What is expected: Print every line of the records below exactly as it reads.

━━ Information given ━━

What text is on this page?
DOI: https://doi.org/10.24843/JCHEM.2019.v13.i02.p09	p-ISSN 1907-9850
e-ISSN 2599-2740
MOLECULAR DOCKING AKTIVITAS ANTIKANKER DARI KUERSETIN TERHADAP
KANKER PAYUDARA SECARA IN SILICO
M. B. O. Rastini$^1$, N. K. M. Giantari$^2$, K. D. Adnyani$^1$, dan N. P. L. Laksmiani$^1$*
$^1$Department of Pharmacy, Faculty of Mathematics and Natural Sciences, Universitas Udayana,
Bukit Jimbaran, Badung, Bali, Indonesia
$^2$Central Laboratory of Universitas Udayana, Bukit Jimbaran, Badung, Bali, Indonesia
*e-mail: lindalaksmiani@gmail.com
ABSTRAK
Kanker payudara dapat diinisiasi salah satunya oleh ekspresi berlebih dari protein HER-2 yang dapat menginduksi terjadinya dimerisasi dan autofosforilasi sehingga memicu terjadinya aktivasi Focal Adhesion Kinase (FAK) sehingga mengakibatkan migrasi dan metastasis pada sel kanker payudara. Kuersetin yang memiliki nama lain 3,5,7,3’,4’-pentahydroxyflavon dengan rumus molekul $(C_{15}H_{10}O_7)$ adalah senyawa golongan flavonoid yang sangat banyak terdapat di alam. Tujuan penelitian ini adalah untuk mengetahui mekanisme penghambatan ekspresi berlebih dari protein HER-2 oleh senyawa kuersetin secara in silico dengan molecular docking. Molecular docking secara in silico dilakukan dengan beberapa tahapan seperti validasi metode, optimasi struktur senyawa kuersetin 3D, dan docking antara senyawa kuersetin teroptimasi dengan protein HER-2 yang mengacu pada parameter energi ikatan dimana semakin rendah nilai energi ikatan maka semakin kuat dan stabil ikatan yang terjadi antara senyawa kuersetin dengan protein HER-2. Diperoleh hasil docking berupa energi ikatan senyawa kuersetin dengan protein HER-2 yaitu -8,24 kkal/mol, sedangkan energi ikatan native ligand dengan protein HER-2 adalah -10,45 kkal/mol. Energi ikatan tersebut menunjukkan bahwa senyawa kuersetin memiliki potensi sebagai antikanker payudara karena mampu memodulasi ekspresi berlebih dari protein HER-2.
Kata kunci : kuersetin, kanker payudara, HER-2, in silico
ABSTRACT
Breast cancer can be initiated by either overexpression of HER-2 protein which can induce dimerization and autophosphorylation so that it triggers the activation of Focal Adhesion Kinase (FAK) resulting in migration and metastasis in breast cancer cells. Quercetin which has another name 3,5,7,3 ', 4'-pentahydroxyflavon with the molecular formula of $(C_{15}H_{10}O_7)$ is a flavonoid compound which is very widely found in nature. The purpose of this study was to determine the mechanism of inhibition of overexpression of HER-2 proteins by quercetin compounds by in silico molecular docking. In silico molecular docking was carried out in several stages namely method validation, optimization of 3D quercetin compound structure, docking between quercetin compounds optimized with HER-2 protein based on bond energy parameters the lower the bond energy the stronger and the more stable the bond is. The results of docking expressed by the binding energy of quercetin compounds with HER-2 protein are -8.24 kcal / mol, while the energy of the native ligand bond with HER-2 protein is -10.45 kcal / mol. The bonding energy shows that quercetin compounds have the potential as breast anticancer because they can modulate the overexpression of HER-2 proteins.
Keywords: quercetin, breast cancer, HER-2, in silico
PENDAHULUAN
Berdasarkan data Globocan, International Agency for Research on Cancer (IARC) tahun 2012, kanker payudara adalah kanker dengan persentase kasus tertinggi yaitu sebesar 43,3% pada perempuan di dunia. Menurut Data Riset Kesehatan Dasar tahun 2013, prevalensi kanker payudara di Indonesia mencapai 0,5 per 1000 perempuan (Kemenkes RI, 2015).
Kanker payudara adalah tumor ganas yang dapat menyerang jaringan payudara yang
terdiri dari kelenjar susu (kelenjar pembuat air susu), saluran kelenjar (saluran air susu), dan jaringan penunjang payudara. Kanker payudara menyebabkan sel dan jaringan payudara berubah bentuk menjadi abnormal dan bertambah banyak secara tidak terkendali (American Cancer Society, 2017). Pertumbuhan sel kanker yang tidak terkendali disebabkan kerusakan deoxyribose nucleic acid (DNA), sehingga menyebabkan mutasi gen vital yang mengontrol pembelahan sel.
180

━━━

Response area:
What text is on this page?
DOI: https://doi.org/10.24843/JCHEM.2019.v13.i02.p09	p-ISSN 1907-9850
e-ISSN 2599-2740
MOLECULAR DOCKING AKTIVITAS ANTIKANKER DARI KUERSETIN TERHADAP
KANKER PAYUDARA SECARA IN SILICO
M. B. O. Rastini$^1$, N. K. M. Giantari$^2$, K. D. Adnyani$^1$, dan N. P. L. Laksmiani$^1$*
$^1$Department of Pharmacy, Faculty of Mathematics and Natural Sciences, Universitas Udayana,
Bukit Jimbaran, Badung, Bali, Indonesia
$^2$Central Laboratory of Universitas Udayana, Bukit Jimbaran, Badung, Bali, Indonesia
*e-mail: lindalaksmiani@gmail.com
ABSTRAK
Kanker payudara dapat diinisiasi salah satunya oleh ekspresi berlebih dari protein HER-2 yang dapat menginduksi terjadinya dimerisasi dan autofosforilasi sehingga memicu terjadinya aktivasi Focal Adhesion Kinase (FAK) sehingga mengakibatkan migrasi dan metastasis pada sel kanker payudara. Kuersetin yang memiliki nama lain 3,5,7,3’,4’-pentahydroxyflavon dengan rumus molekul $(C_{15}H_{10}O_7)$ adalah senyawa golongan flavonoid yang sangat banyak terdapat di alam. Tujuan penelitian ini adalah untuk mengetahui mekanisme penghambatan ekspresi berlebih dari protein HER-2 oleh senyawa kuersetin secara in silico dengan molecular docking. Molecular docking secara in silico dilakukan dengan beberapa tahapan seperti validasi metode, optimasi struktur senyawa kuersetin 3D, dan docking antara senyawa kuersetin teroptimasi dengan protein HER-2 yang mengacu pada parameter energi ikatan dimana semakin rendah nilai energi ikatan maka semakin kuat dan stabil ikatan yang terjadi antara senyawa kuersetin dengan protein HER-2. Diperoleh hasil docking berupa energi ikatan senyawa kuersetin dengan protein HER-2 yaitu -8,24 kkal/mol, sedangkan energi ikatan native ligand dengan protein HER-2 adalah -10,45 kkal/mol. Energi ikatan tersebut menunjukkan bahwa senyawa kuersetin memiliki potensi sebagai antikanker payudara karena mampu memodulasi ekspresi berlebih dari protein HER-2.
Kata kunci : kuersetin, kanker payudara, HER-2, in silico
ABSTRACT
Breast cancer can be initiated by either overexpression of HER-2 protein which can induce dimerization and autophosphorylation so that it triggers the activation of Focal Adhesion Kinase (FAK) resulting in migration and metastasis in breast cancer cells. Quercetin which has another name 3,5,7,3 ', 4'-pentahydroxyflavon with the molecular formula of $(C_{15}H_{10}O_7)$ is a flavonoid compound which is very widely found in nature. The purpose of this study was to determine the mechanism of inhibition of overexpression of HER-2 proteins by quercetin compounds by in silico molecular docking. In silico molecular docking was carried out in several stages namely method validation, optimization of 3D quercetin compound structure, docking between quercetin compounds optimized with HER-2 protein based on bond energy parameters the lower the bond energy the stronger and the more stable the bond is. The results of docking expressed by the binding energy of quercetin compounds with HER-2 protein are -8.24 kcal / mol, while the energy of the native ligand bond with HER-2 protein is -10.45 kcal / mol. The bonding energy shows that quercetin compounds have the potential as breast anticancer because they can modulate the overexpression of HER-2 proteins.
Keywords: quercetin, breast cancer, HER-2, in silico
PENDAHULUAN
Berdasarkan data Globocan, International Agency for Research on Cancer (IARC) tahun 2012, kanker payudara adalah kanker dengan persentase kasus tertinggi yaitu sebesar 43,3% pada perempuan di dunia. Menurut Data Riset Kesehatan Dasar tahun 2013, prevalensi kanker payudara di Indonesia mencapai 0,5 per 1000 perempuan (Kemenkes RI, 2015).
Kanker payudara adalah tumor ganas yang dapat menyerang jaringan payudara yang
terdiri dari kelenjar susu (kelenjar pembuat air susu), saluran kelenjar (saluran air susu), dan jaringan penunjang payudara. Kanker payudara menyebabkan sel dan jaringan payudara berubah bentuk menjadi abnormal dan bertambah banyak secara tidak terkendali (American Cancer Society, 2017). Pertumbuhan sel kanker yang tidak terkendali disebabkan kerusakan deoxyribose nucleic acid (DNA), sehingga menyebabkan mutasi gen vital yang mengontrol pembelahan sel.
180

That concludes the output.